## EXERCISE TASK
Extract each line containing the string "đang".

## RECORDED INFORMATION
§
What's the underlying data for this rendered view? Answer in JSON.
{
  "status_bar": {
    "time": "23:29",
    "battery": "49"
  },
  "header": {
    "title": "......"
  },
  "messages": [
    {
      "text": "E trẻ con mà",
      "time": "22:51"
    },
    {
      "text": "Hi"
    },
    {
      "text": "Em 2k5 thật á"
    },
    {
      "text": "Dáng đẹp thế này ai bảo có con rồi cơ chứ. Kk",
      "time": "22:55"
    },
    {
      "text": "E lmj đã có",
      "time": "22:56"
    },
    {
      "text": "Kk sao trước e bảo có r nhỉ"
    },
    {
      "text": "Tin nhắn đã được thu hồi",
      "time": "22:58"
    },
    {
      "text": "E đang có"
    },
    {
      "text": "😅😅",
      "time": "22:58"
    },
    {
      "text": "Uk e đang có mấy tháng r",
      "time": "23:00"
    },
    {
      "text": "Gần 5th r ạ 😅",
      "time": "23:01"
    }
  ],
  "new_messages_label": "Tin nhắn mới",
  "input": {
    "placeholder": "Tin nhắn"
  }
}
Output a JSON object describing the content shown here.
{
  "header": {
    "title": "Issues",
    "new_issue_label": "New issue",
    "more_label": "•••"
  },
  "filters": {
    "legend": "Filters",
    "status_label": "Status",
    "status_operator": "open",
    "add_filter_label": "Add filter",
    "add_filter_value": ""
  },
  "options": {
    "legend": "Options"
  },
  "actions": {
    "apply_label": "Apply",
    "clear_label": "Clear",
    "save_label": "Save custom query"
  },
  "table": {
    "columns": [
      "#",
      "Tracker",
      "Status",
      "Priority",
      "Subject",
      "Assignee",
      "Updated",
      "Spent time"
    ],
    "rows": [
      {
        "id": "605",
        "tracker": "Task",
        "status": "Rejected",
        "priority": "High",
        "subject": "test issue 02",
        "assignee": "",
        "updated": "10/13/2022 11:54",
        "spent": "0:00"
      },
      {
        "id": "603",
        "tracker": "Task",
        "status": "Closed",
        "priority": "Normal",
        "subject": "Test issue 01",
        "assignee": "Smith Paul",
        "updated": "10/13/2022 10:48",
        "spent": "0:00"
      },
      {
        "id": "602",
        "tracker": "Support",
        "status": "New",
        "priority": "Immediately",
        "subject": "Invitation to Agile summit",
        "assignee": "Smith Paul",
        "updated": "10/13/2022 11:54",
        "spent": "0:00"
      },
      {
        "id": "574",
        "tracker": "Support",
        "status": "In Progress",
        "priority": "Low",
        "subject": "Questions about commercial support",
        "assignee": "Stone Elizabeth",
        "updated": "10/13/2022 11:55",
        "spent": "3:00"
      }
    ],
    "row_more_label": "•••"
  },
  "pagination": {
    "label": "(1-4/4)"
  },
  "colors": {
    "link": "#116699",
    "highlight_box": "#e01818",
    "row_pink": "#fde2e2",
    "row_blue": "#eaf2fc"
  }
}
§
## TASK RESULT
      "text": "E đang có"
      "text": "Uk e đang có mấy tháng r",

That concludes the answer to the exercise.